Copy out word for word the part of the entries that opens with the line containing "icon: coin stack bbox=[1402, 418, 1481, 485]" and closes with the line containing "QR code bbox=[1320, 2088, 1513, 2273]", including both of those lines.
::::
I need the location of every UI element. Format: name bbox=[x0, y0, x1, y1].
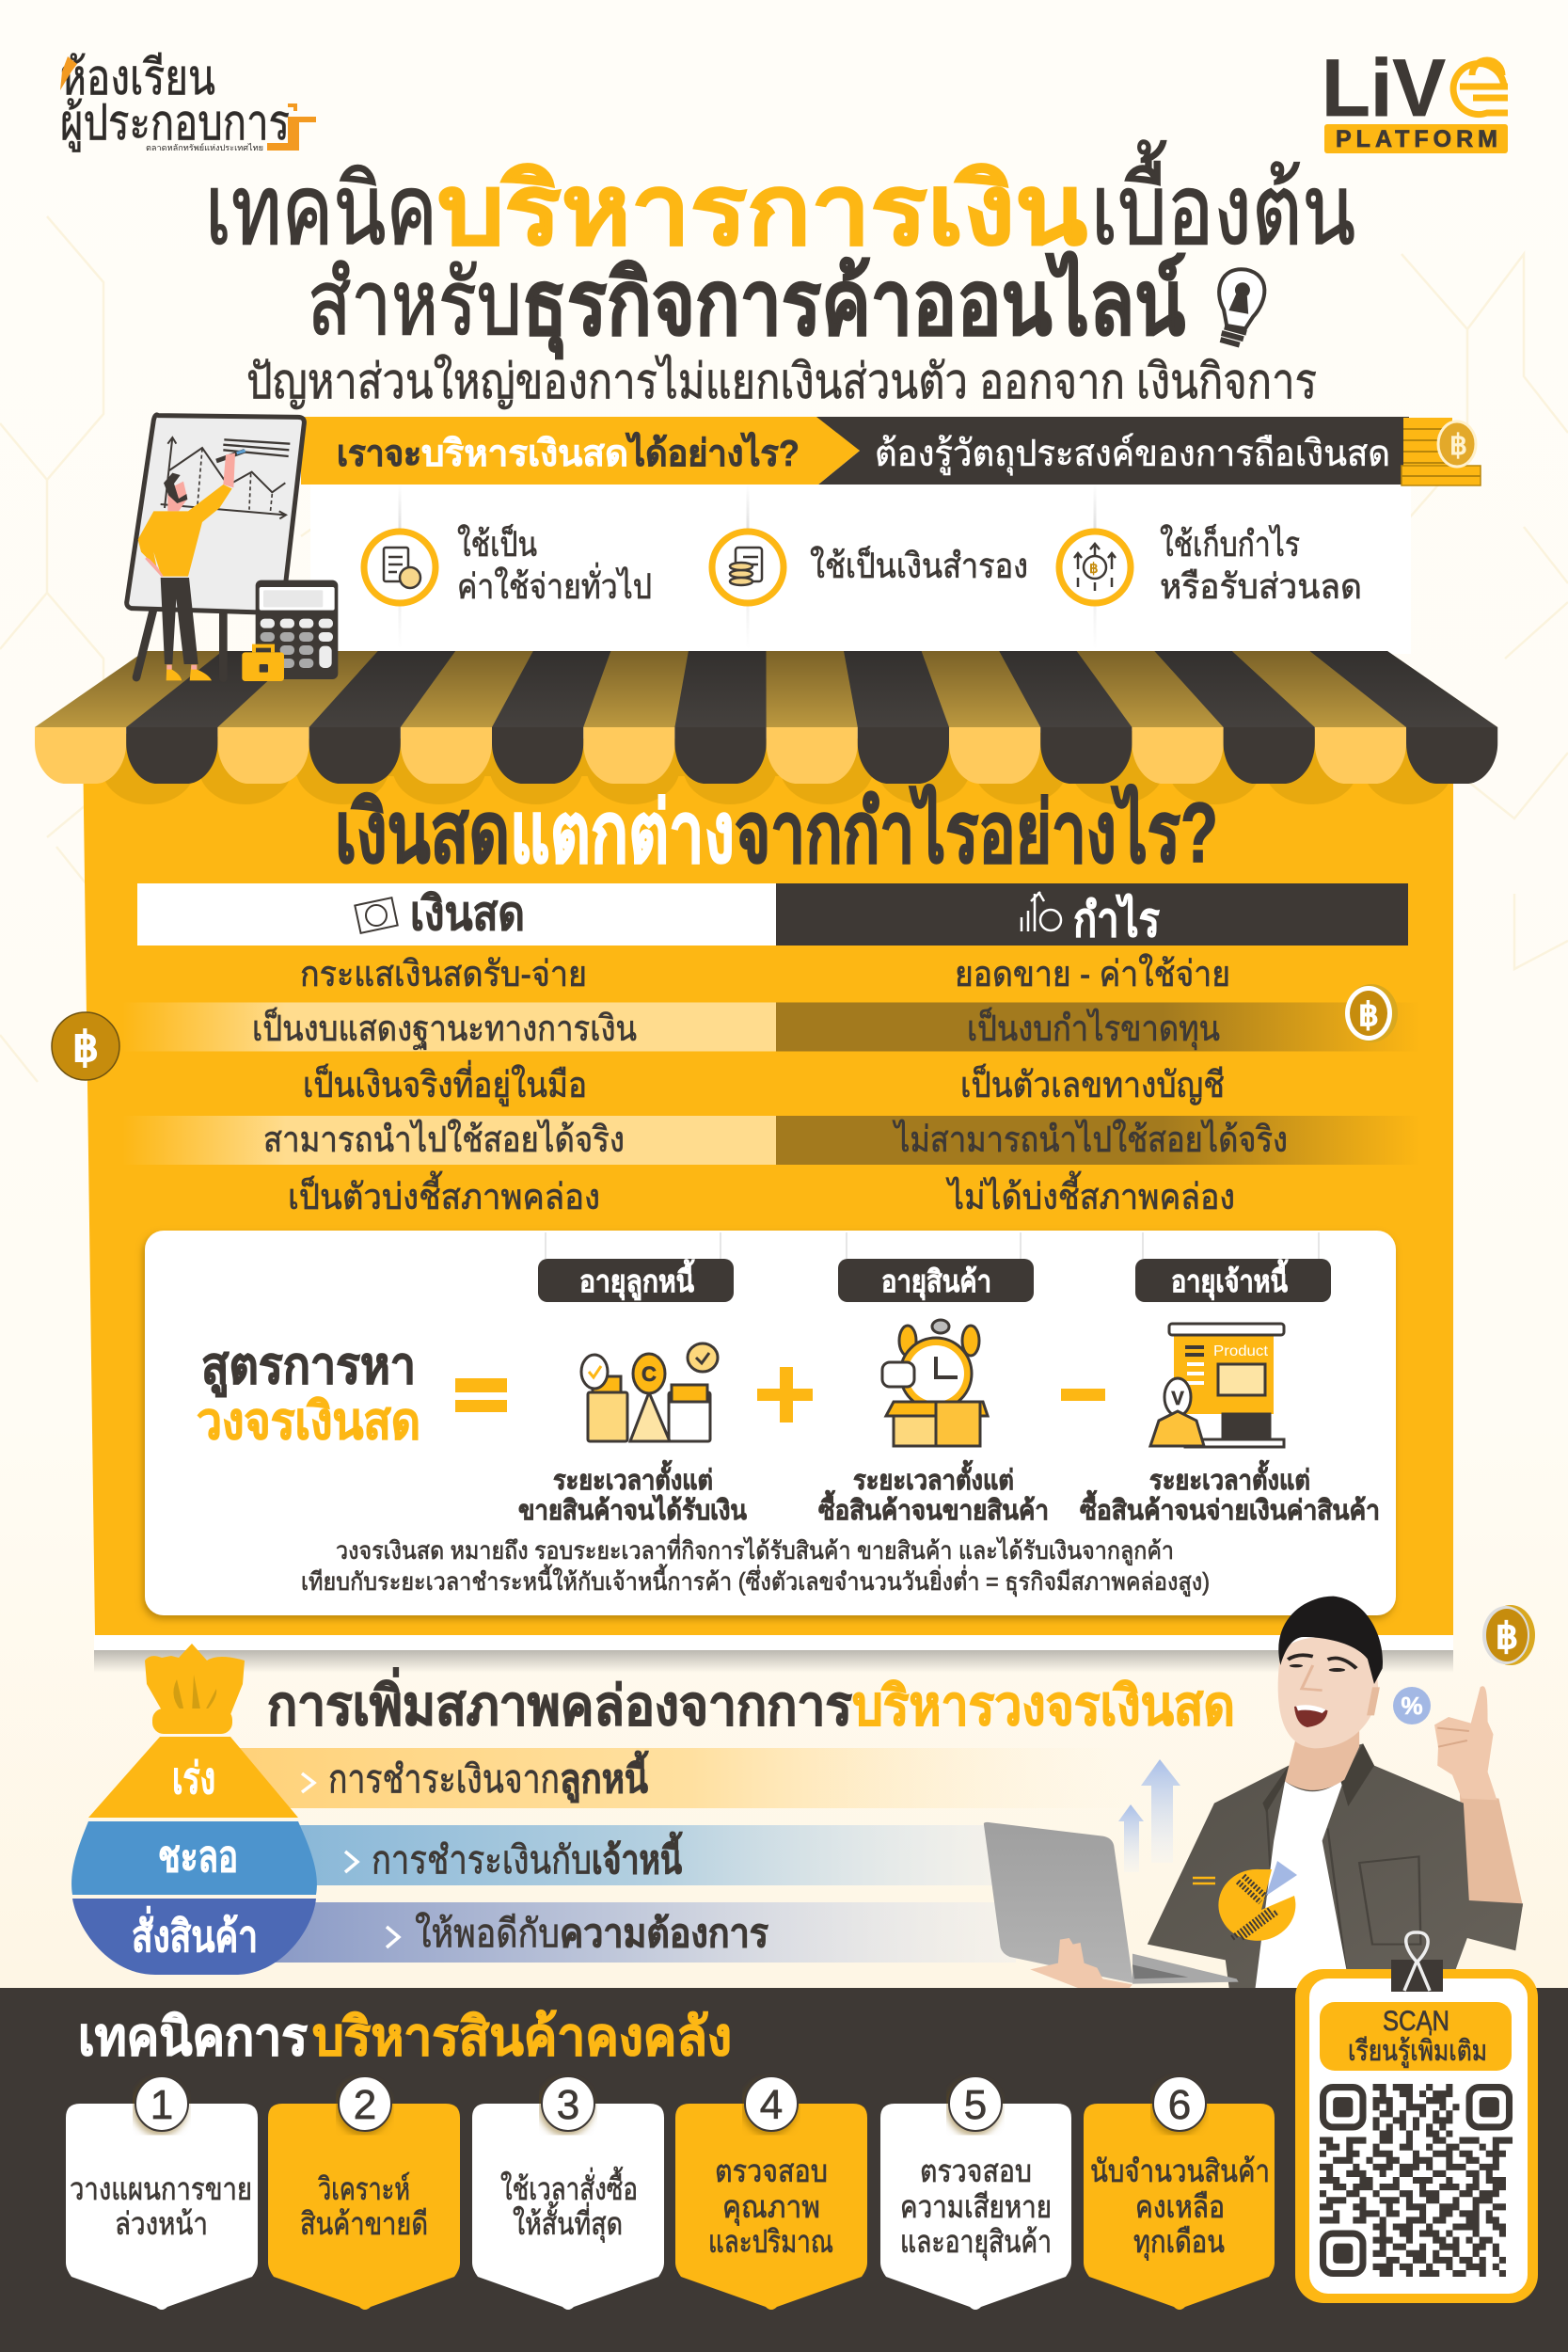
icon: coin stack bbox=[1402, 418, 1481, 485]
title bbox=[205, 140, 1355, 359]
heading: บริหารสินค้าคงคลัง bbox=[312, 2007, 732, 2066]
text: profit: หรือรับส่วนลด bbox=[1160, 567, 1362, 606]
icon: profit: ฿ bbox=[1089, 561, 1099, 577]
face bbox=[1278, 1637, 1378, 1748]
money bag: ชะลอ bbox=[158, 1832, 238, 1881]
background hexagon pattern bbox=[0, 216, 1568, 1082]
heading: cash vs profit bbox=[335, 785, 1218, 881]
icon: coin stack: ฿ bbox=[1449, 430, 1467, 461]
icon: coin left bbox=[52, 1012, 119, 1080]
card 6: 6 bbox=[1168, 2082, 1191, 2128]
column: cash: เป็นตัวบ่งชี้สภาพคล่อง bbox=[288, 1170, 600, 1217]
QR code bbox=[1320, 2088, 1513, 2273]
icon: coin right bbox=[1345, 984, 1398, 1042]
icon: customer and boxes bbox=[581, 1343, 718, 1441]
logo: classroom for entrepreneurs: ผู้ประกอบการ bbox=[60, 96, 290, 152]
card 6: ทุกเดือน bbox=[1133, 2224, 1225, 2261]
card 5: ความเสียหาย bbox=[900, 2189, 1052, 2224]
card 2 bbox=[268, 2076, 460, 2310]
icon: clock and box bbox=[882, 1320, 988, 1446]
column: cash: สามารถนำไปใช้สอยได้จริง bbox=[263, 1120, 625, 1160]
tag: inventory days bbox=[838, 1259, 1034, 1302]
definition text: วงจรเงินสด หมายถึง รอบระยะเวลาที่กิจการได้รับสินค้า ขายสินค้า และได้รับเงินจากลูกค้า bbox=[336, 1534, 1174, 1565]
icon: coin left: ฿ bbox=[72, 1025, 99, 1071]
card 3 bbox=[472, 2076, 664, 2310]
title: ธุรกิจการค้าออนไลน์ bbox=[522, 251, 1185, 359]
column: cash: กระแสเงินสดรับ-จ่าย bbox=[300, 955, 587, 994]
card 2: 2 bbox=[354, 2082, 376, 2128]
column: cash bbox=[252, 955, 637, 1217]
card 1 bbox=[66, 2076, 258, 2310]
scan label bbox=[1320, 2002, 1512, 2071]
title: สำหรับ bbox=[308, 253, 522, 354]
purposes row bbox=[364, 485, 1362, 649]
awning bbox=[35, 651, 1497, 784]
card 2: สินค้าขายดี bbox=[300, 2206, 428, 2241]
logo: classroom for entrepreneurs: ตลาดหลักทรัพย์แห่งประเทศไทย bbox=[146, 142, 263, 152]
binder clip bbox=[1391, 1932, 1443, 1992]
definition text: เทียบกับระยะเวลาชำระหนี้ให้กับเจ้าหนี้การค้า (ซึ่งตัวเลขจำนวนวันยิ่งต่ำ = ธุรกิจมีสภาพคล่องสูง) bbox=[301, 1564, 1210, 1597]
shirt bbox=[1148, 1743, 1523, 1989]
subtitle: ปัญหาส่วนใหญ่ของการไม่แยกเงินส่วนตัว ออกจาก เงินกิจการ bbox=[246, 354, 1317, 409]
panel: QR scan card bbox=[1295, 1932, 1538, 2303]
icon: supplier presentation bbox=[1150, 1324, 1284, 1447]
heading: cash vs profit: จากกำไรอย่างไร? bbox=[735, 785, 1218, 881]
raised forearm and hand bbox=[1460, 1794, 1523, 1907]
captions: ระยะเวลาตั้งแต่ bbox=[853, 1459, 1014, 1496]
bar: order goods bbox=[273, 1902, 1016, 1963]
heading: liquidity bbox=[267, 1667, 1235, 1737]
header: profit bbox=[776, 883, 1408, 946]
panel: cash cycle formula bbox=[145, 1231, 1396, 1615]
header: cash bbox=[137, 883, 776, 946]
icon: customer and boxes: C bbox=[641, 1362, 657, 1386]
logo: classroom for entrepreneurs: ห้องเรียน bbox=[60, 51, 215, 105]
scan label: SCAN bbox=[1383, 2006, 1449, 2037]
text: general expenses: ใช้เป็น bbox=[457, 522, 537, 564]
column: profit: เป็นงบกำไรขาดทุน bbox=[967, 1007, 1220, 1050]
card 3: 3 bbox=[557, 2082, 579, 2128]
header: profit: กำไร bbox=[1073, 893, 1160, 946]
column: profit: ไม่สามารถนำไปใช้สอยได้จริง bbox=[892, 1120, 1288, 1160]
formula label: สูตรการหา bbox=[201, 1338, 416, 1397]
captions: ซื้อสินค้าจนจ่ายเงินค่าสินค้า bbox=[1080, 1489, 1380, 1526]
eyes, brows, nose, mouth bbox=[1288, 1655, 1356, 1668]
icon: pie chart bbox=[1193, 1861, 1297, 1941]
card 5: และอายุสินค้า bbox=[900, 2224, 1052, 2261]
column: profit: ยอดขาย - ค่าใช้จ่าย bbox=[955, 954, 1230, 994]
laptop bbox=[1132, 1954, 1239, 1984]
equals bbox=[455, 1378, 507, 1412]
plus bbox=[757, 1367, 813, 1422]
logo: classroom for entrepreneurs bbox=[60, 51, 316, 152]
card 6: คงเหลือ bbox=[1135, 2189, 1225, 2224]
banner: เราจะ bbox=[337, 434, 421, 474]
logo: LIVE platform: LiV bbox=[1322, 43, 1446, 134]
bar: delay payables: เจ้าหนี้ bbox=[592, 1832, 683, 1882]
bar: order goods: ให้พอดีกับ bbox=[415, 1912, 560, 1955]
money bag bbox=[71, 1644, 317, 1975]
icon: coin right of shop bbox=[1482, 1605, 1535, 1665]
bar: speed up receivables: การชำระเงินจาก bbox=[328, 1757, 560, 1801]
captions: ขายสินค้าจนได้รับเงิน bbox=[518, 1494, 747, 1526]
hair bbox=[1278, 1597, 1383, 1684]
comparison table bbox=[122, 883, 1420, 1217]
bar: delay payables bbox=[300, 1825, 1015, 1885]
logo: LIVE platform bbox=[1322, 43, 1508, 153]
captions bbox=[518, 1459, 1380, 1526]
bar: order goods: ความต้องการ bbox=[560, 1912, 768, 1955]
card 6: นับจำนวนสินค้า bbox=[1090, 2153, 1270, 2188]
card 2: วิเคราะห์ bbox=[318, 2171, 410, 2206]
bar: speed up receivables bbox=[240, 1748, 1143, 1808]
icon: general expenses bbox=[364, 532, 436, 603]
tag: payable days: อายุเจ้าหนี้ bbox=[1171, 1259, 1289, 1301]
icon: coin right of shop: ฿ bbox=[1496, 1617, 1518, 1657]
card 3: ให้สั้นที่สุด bbox=[513, 2201, 623, 2243]
heading: เทคนิคการ bbox=[78, 2007, 308, 2066]
icon: percent badge bbox=[1393, 1687, 1431, 1724]
t-shirt bbox=[1255, 1778, 1350, 1989]
tag: payable days bbox=[1135, 1259, 1331, 1302]
tag: inventory days: อายุสินค้า bbox=[881, 1264, 991, 1301]
card 5: 5 bbox=[964, 2082, 987, 2128]
definition text bbox=[301, 1534, 1210, 1597]
card 1: 1 bbox=[150, 2082, 173, 2128]
bar: delay payables: การชำระเงินกับ bbox=[372, 1838, 592, 1882]
money bag: เร่ง bbox=[172, 1754, 215, 1803]
icon: light bulb bbox=[1211, 265, 1268, 347]
column: profit: เป็นตัวเลขทางบัญชี bbox=[960, 1063, 1225, 1105]
neck bbox=[1285, 1722, 1359, 1790]
icon: percent badge: % bbox=[1401, 1692, 1423, 1720]
title: เทคนิค bbox=[205, 156, 437, 265]
column: cash: เป็นงบแสดงฐานะทางการเงิน bbox=[252, 1007, 637, 1050]
heading: cash vs profit: แตกต่าง bbox=[510, 787, 735, 881]
icon: up arrows bbox=[1118, 1759, 1180, 1872]
icon: reserve bbox=[712, 532, 784, 603]
icon: profit bbox=[1059, 532, 1131, 603]
title: บริหารการเงิน bbox=[437, 156, 1087, 265]
text: general expenses bbox=[457, 522, 652, 606]
header: cash: เงินสด bbox=[410, 887, 525, 940]
icon: supplier presentation: V bbox=[1171, 1389, 1184, 1409]
heading bbox=[78, 2007, 732, 2066]
banner: บริหารเงินสด bbox=[421, 434, 628, 474]
icon: coin right: ฿ bbox=[1358, 997, 1379, 1033]
tag: receivable days: อายุลูกหนี้ bbox=[579, 1259, 695, 1301]
column: cash: เป็นเงินจริงที่อยู่ในมือ bbox=[303, 1060, 587, 1106]
white band behind banner items bbox=[310, 485, 1411, 654]
captions: ระยะเวลาตั้งแต่ bbox=[1149, 1459, 1310, 1496]
text: general expenses: ค่าใช้จ่ายทั่วไป bbox=[457, 562, 652, 606]
heading: liquidity: บริหารวงจรเงินสด bbox=[852, 1676, 1235, 1737]
card 4: 4 bbox=[760, 2082, 783, 2128]
heading: cash vs profit: เงินสด bbox=[335, 787, 510, 881]
card 4 bbox=[675, 2076, 867, 2310]
card 4: คุณภาพ bbox=[722, 2189, 820, 2226]
card 5 bbox=[880, 2076, 1071, 2310]
logo: LIVE platform: PLATFORM bbox=[1336, 126, 1497, 152]
card 1: ล่วงหน้า bbox=[115, 2206, 208, 2241]
bar: speed up receivables: ลูกหนี้ bbox=[560, 1751, 649, 1804]
text: profit bbox=[1160, 522, 1362, 606]
awning shadow bbox=[102, 729, 1453, 804]
text: reserve: ใช้เป็นเงินสำรอง bbox=[810, 544, 1028, 585]
banner: ได้อย่างไร? bbox=[625, 432, 800, 474]
panel: inventory techniques bbox=[0, 1988, 1568, 2352]
minus bbox=[1061, 1389, 1105, 1401]
text: profit: ใช้เก็บกำไร bbox=[1160, 522, 1300, 564]
formula label: วงจรเงินสด bbox=[197, 1393, 420, 1450]
card 3: ใช้เวลาสั่งซื้อ bbox=[500, 2167, 638, 2206]
card 5: ตรวจสอบ bbox=[920, 2153, 1032, 2188]
card 1: วางแผนการขาย bbox=[70, 2171, 252, 2206]
captions: ซื้อสินค้าจนขายสินค้า bbox=[818, 1489, 1049, 1526]
card 4: และปริมาณ bbox=[708, 2224, 833, 2259]
photo: man with laptop bbox=[984, 1597, 1523, 1989]
card 6 bbox=[1084, 2076, 1275, 2310]
hand on laptop bbox=[1030, 1938, 1132, 1989]
heading: liquidity: การเพิ่มสภาพคล่องจากการ bbox=[267, 1667, 852, 1737]
column: profit bbox=[892, 954, 1288, 1217]
formula label bbox=[197, 1338, 420, 1450]
illustration: man at chart board with calculator bbox=[127, 415, 338, 681]
column: profit: ไม่ได้บ่งชี้สภาพคล่อง bbox=[945, 1170, 1235, 1217]
panel: shop body bbox=[83, 739, 1453, 1673]
captions: ระยะเวลาตั้งแต่ bbox=[553, 1459, 713, 1496]
title: เบื้องต้น bbox=[1091, 140, 1355, 265]
scan label: เรียนรู้เพิ่มเติม bbox=[1348, 2031, 1487, 2068]
tag: receivable days bbox=[538, 1259, 734, 1302]
card 4: ตรวจสอบ bbox=[715, 2153, 828, 2188]
icon: supplier presentation: Product bbox=[1213, 1343, 1269, 1359]
money bag: สั่งสินค้า bbox=[132, 1906, 258, 1961]
banner bbox=[301, 417, 1409, 485]
banner: ต้องรู้วัตถุประสงค์ของการถือเงินสด bbox=[875, 433, 1390, 476]
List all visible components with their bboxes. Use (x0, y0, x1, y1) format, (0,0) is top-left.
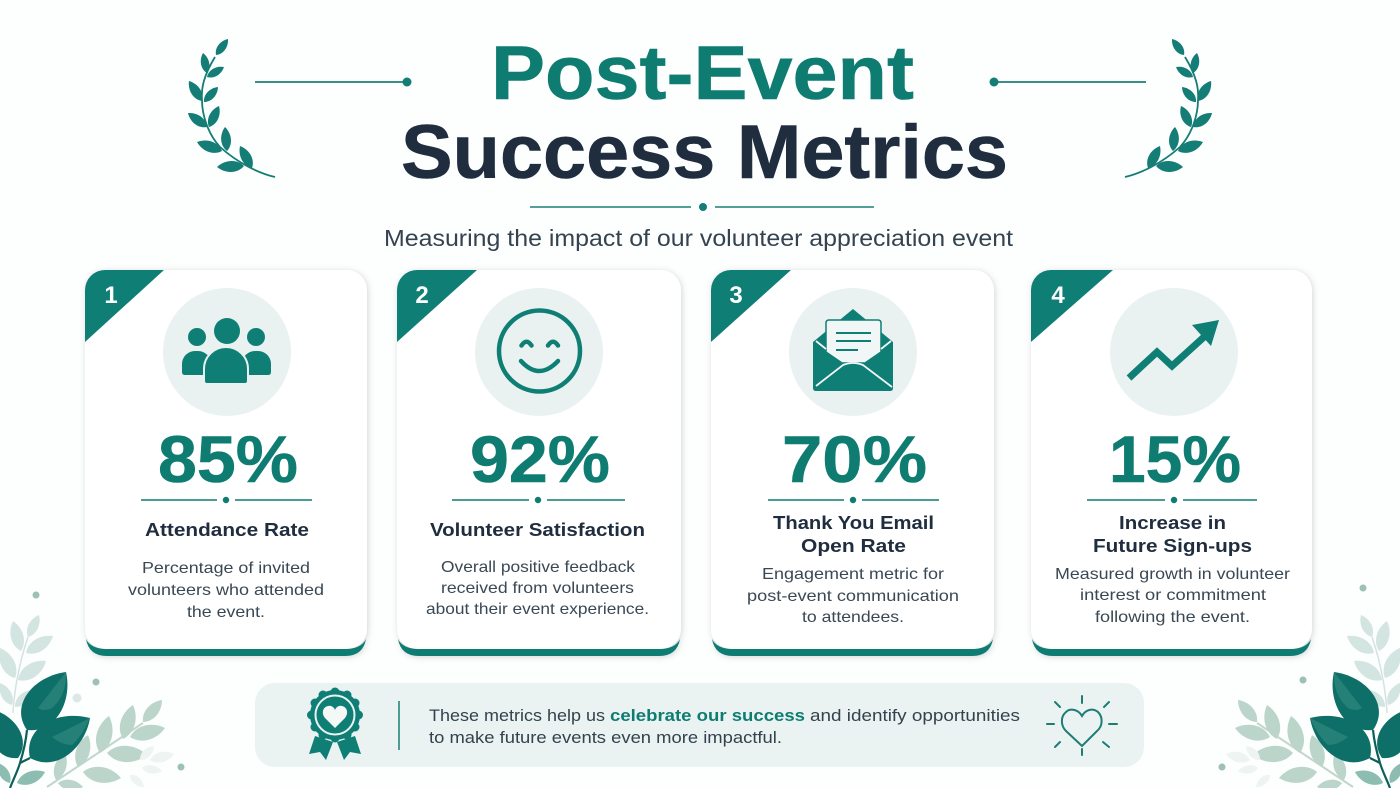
foliage: bottom left (0, 613, 175, 788)
badge 4: 4 (1051, 282, 1065, 309)
icon: smiley (475, 288, 603, 416)
description: Engagement metric for (762, 566, 945, 583)
title divider (530, 203, 874, 211)
metric 85%: 85% (158, 422, 298, 496)
icon: trend arrow (1110, 288, 1238, 416)
panel: card 2 volunteer satisfaction (397, 270, 681, 656)
callout text: celebrate our success (610, 706, 805, 725)
description: Measured growth in volunteer (1055, 566, 1291, 583)
callout text: to make future events even more impactful. (429, 728, 782, 747)
label: thank you email open rate (773, 512, 934, 556)
description (1055, 566, 1291, 626)
panel: card 3 thank you email open rate (711, 270, 994, 656)
description: post-event communication (747, 588, 959, 605)
description: Percentage of invited (142, 560, 310, 577)
description: about their event experience. (426, 601, 649, 618)
foliage: bottom right (1225, 613, 1400, 788)
badge 1: 1 (104, 282, 118, 309)
icon: award ribbon with heart (307, 688, 363, 760)
description: received from volunteers (441, 580, 634, 597)
metric 15%: 15% (1109, 422, 1241, 496)
metric 70%: 70% (782, 422, 927, 496)
panel: bottom callout (255, 683, 1144, 767)
label: thank you email open rate: Thank You Email (773, 512, 934, 533)
description (747, 566, 959, 626)
icon: people (163, 288, 291, 416)
decorative line: top left (255, 78, 412, 86)
description: Overall positive feedback (441, 559, 636, 576)
description: following the event. (1095, 609, 1250, 626)
icon: open envelope (789, 288, 917, 416)
label: increase in future sign-ups: Increase in (1119, 512, 1226, 533)
description: the event. (187, 604, 265, 621)
callout text (429, 706, 1020, 747)
badge 2: 2 (415, 282, 429, 309)
icon: shining heart (1047, 696, 1117, 755)
callout text: These metrics help us (429, 706, 605, 725)
label: thank you email open rate: Open Rate (801, 535, 906, 556)
title: Success Metrics (401, 110, 1008, 195)
description (426, 559, 649, 618)
title (401, 31, 1008, 195)
panel: card 4 increase in future sign-ups (1031, 270, 1312, 656)
callout text: and identify opportunities (810, 706, 1020, 725)
label: volunteer satisfaction: Volunteer Satisfaction (430, 519, 645, 540)
subtitle: Measuring the impact of our volunteer appreciation event (384, 225, 1014, 251)
laurel: top left (185, 37, 275, 177)
metric 92%: 92% (470, 422, 610, 496)
laurel: top right (1125, 37, 1215, 177)
label: increase in future sign-ups (1093, 512, 1252, 556)
description: to attendees. (802, 609, 904, 626)
badge 1 (85, 270, 164, 342)
badge 2 (397, 270, 477, 342)
decorative dots (32, 584, 1366, 770)
decorative line: top right (990, 78, 1146, 86)
label: attendance rate: Attendance Rate (145, 519, 309, 540)
badge 3: 3 (729, 282, 743, 309)
description: volunteers who attended (128, 582, 324, 599)
description (128, 560, 324, 621)
title: Post-Event (491, 31, 914, 116)
vertical divider (398, 701, 400, 750)
label: increase in future sign-ups: Future Sign-ups (1093, 535, 1252, 556)
badge 3 (711, 270, 791, 342)
badge 4 (1031, 270, 1113, 342)
description: interest or commitment (1080, 587, 1267, 604)
panel: card 1 attendance rate (85, 270, 367, 656)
::::
■ EXPECTED ANSWER
icon: coin stack bbox=[1402, 418, 1481, 485]
title bbox=[205, 140, 1355, 359]
heading: บริหารสินค้าคงคลัง bbox=[312, 2007, 732, 2066]
text: profit: หรือรับส่วนลด bbox=[1160, 567, 1362, 606]
icon: profit: ฿ bbox=[1089, 561, 1099, 577]
face bbox=[1278, 1637, 1378, 1748]
money bag: ชะลอ bbox=[158, 1832, 238, 1881]
background hexagon pattern bbox=[0, 216, 1568, 1082]
heading: cash vs profit bbox=[335, 785, 1218, 881]
icon: coin stack: ฿ bbox=[1449, 430, 1467, 461]
icon: coin left bbox=[52, 1012, 119, 1080]
card 6: 6 bbox=[1168, 2082, 1191, 2128]
column: cash: เป็นตัวบ่งชี้สภาพคล่อง bbox=[288, 1170, 600, 1217]
QR code bbox=[1320, 2088, 1513, 2273]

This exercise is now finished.